▸ **Given text**
--------------------
In fact, cost of revenue is
really made up of two main items: Insurance costs and payment processing
charges. Payment processing is the merchant fees that credit cards charge. Insurance
costs include estimated losses and allocated lost adjustment expense on claims
that occurred in the quarter. It also includes changes to the insurance
reserves. These latter two items make up the bulk of COGS.
Lyft says in its S-1 that, “By
leveraging our data and technology, we are seeking to reduce cycle times,
improve settlement results, provide a better user experience, drive down our
cost of claims and have fewer accidents by drivers on our platform.”
Clearly, this would be great. But insurance is also one of the items that can be gamed in the future. By reserving less, Lyft and Uber and report higher earnings. This often happens in good times for banks, where they reserve less for bad loans to boots EPS until a recession hits and they realize they didn’t reserve enough.
Analysts typically are wrong in their expectations, but this could be something where they are especially wrong. If analysts think they can leverage COGS more than reality, the forward estimates people are baking in could be too high.
CorePoint had a nice run from my recent write-up in January, up 12.5%. Q4’18 earnings beat expectations too, reporting comparable RevPAR growth of 9.9% and adj. EBITDA was $30MM, 13% higher than street expectations.
However, the stock was taken to the woodshed on Friday (March 22) when the company’s outlook disappointed.
The company’s outlook called for $173MM to $184MM of EBITDA compared to $199MM by consensus (though only one analyst covers the stock, so hard to say there is much of a consensus). Like many others have announced, CPLG is cost inflation in its operating costs (e.g. payroll).
In addition, the company’s hurricane-impacted hotels would not be adding as much EBITDA as originally expected. The company previously said it lost $20MM of EBITDA from the hurricanes on these assets. Instead of getting the full EBITDA back, mgmt expects just $10MM of EBITDA. It also expects $7MM from re-positioned hotel portfolio, but expects pressure in its oil-related market (company’s largest state exposure is Texas).
This is clearly disappointing, but not sure its worth the 26% drop on Friday. Like anything, it is likely a mix of factors. Part of this could be spin dynamics. In other words, people decided to blow out of CPLG now because they didn’t want to hold the stub piece long-term anyway. Another piece is likely due to the recession fears that were re-ignited on Friday that led to the S&P being down 1.9% in one day (the worst day so far for 2019). Hotels do not do particularly well in downturns.
Silver Lining -> Strategic Opportunities
There were several silver linings that management highlighted on the call, overshadowed by the market’s focus on the 2019 EBITDA outlook.
First, there are several strategic priorities for 2019:
Improve Operating Performance
Clearly, the company is facing cost headwinds. Therefore, its strategic priority is to identify underperforming hotels that have revenue and cost synergies available
Benefit from Wyndham Relationship
CPLG transfers onto Wyndham’s platform in April 2019 and full integration will be complete in 1H’19.
There are clearly cross-selling opportunities and increased distribution for their hotels.
--------------------
▸ **Given records**
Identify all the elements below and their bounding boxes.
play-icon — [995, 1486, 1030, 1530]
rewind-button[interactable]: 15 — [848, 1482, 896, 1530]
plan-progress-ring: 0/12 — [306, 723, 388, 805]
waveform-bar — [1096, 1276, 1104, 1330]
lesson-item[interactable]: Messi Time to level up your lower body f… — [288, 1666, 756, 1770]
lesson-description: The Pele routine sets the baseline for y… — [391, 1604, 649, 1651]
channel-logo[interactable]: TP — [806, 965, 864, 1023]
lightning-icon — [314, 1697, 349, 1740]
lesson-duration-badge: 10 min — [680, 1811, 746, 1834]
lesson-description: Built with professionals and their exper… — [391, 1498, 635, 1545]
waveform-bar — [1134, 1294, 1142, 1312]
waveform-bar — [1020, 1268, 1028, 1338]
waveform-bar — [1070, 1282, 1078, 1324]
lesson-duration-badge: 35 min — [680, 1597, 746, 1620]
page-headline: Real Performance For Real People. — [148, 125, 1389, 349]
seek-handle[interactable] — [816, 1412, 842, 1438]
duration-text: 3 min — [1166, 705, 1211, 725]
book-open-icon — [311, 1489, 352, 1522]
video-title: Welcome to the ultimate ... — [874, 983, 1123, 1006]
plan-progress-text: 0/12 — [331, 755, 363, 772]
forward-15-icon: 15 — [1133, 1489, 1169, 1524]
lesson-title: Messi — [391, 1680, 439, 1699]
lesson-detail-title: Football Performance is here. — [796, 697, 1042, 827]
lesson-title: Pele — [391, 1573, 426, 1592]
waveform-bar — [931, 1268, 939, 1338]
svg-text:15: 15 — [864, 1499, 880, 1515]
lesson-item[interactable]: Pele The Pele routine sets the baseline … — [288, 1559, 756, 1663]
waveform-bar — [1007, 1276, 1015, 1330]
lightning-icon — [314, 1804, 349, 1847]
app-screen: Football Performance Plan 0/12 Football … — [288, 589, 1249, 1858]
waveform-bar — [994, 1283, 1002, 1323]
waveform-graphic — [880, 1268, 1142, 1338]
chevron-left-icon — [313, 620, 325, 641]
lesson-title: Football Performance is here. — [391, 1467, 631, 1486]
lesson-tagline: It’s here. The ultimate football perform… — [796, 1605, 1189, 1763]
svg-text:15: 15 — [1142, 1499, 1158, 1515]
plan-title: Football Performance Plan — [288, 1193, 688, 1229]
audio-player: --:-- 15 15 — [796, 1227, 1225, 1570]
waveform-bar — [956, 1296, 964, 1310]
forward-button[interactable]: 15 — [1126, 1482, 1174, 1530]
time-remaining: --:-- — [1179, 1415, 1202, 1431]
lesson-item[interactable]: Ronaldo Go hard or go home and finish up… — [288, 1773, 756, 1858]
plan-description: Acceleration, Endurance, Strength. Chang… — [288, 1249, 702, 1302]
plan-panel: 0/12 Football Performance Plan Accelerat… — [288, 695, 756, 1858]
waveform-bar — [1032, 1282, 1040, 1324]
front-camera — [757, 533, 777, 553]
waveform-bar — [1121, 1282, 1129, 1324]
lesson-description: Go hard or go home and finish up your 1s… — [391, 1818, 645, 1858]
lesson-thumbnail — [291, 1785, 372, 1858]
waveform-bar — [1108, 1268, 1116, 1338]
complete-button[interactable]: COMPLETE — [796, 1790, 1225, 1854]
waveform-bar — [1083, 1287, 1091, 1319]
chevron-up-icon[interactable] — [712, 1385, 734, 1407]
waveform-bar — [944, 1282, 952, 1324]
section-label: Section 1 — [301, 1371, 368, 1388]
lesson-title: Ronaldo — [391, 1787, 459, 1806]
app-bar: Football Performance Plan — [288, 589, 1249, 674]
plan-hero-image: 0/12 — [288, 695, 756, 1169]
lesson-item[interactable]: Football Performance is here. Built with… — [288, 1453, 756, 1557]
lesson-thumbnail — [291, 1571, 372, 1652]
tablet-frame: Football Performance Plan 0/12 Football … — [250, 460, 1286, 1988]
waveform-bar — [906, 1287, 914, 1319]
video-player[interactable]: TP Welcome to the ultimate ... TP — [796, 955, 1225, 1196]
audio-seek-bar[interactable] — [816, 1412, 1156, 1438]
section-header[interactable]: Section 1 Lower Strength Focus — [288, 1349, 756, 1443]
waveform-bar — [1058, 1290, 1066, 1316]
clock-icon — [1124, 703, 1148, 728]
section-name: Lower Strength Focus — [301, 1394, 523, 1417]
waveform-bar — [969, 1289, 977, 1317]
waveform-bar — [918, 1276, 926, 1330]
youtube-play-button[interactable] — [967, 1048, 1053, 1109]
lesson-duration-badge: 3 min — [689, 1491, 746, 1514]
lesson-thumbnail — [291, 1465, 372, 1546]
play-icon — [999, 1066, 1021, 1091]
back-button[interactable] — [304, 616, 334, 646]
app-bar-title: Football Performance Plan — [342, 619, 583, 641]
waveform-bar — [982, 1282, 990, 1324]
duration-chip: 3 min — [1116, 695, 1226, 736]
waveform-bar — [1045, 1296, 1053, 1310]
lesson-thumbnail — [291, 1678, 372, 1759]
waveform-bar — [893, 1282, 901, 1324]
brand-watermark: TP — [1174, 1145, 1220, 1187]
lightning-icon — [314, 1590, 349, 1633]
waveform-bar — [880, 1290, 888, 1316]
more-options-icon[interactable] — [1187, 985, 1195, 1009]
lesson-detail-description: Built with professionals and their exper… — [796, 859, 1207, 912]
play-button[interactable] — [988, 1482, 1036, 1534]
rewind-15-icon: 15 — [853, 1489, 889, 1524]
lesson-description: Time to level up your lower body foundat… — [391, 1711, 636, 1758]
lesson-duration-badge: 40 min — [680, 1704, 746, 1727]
--------------------
▸ **Directives**
a) List every percentage figure in the passage on Lyft's insurance costs and CorePoint's stock.
b) Continue the passage on Lyft's insurance costs and CorePoint's stock from its last sentence.

▸ **Exercise answers**
a) 12.5%, 9.9%, 13%, 26%, 1.9%

b)
I continue to think it is underappreciated that La Quinta had 15MM loyalty members, but Wyndham had 55MM in 2017. Those Wyndham loyalty members will now be able to book La Quinta’s in 2019.
Divest Non-core Hotels
CPLG sold 2 hotels in Q4 for $4MM. Mgmt noted these hotels were operating at significantly depressed margins.
More importantly, the company has identified 76 other non-core hotels that are operating at a hotel adj. EBITDA margin of 8%, well-below the 26% average of the core portfolio. In addition, RevPAR is 40% below the core average.
I have written about the first two points in my previous post, but I want to focus on the last point because divesting these hotels could be extremely accretive to the equity. Recall, the SEC document here cites $2.4BN of hotel value compared to $1.6BN of EV. To me, if the company can sell these hotels at higher prices than what the market has ascribed to them (currently a 33% discount to the 2018 appraisal), that will be a solid catalyst for the equity.
When reviewing the portfolio as a whole, and what constitutes “non-core” it becomes more clear why it makes sense to divest these assets. The company will lose $138MM of sales, but very little EBITDA in the grand scheme.
What I think is the most compelling case for upside on the equity is what the 2 under-performing hotels were sold for. Very low EBITDA margin, these hotels were sold for $4.5MM. As Sam Zell has said, investing in real estate many times comes down to replacement value. Perhaps what this sale represented.
Anyway, I don’t think it would be appropriate to think that these 2 sales are data points we can anchor on, but let’s run through some scenarios. First, let’s sale they get the same price/sales multiple.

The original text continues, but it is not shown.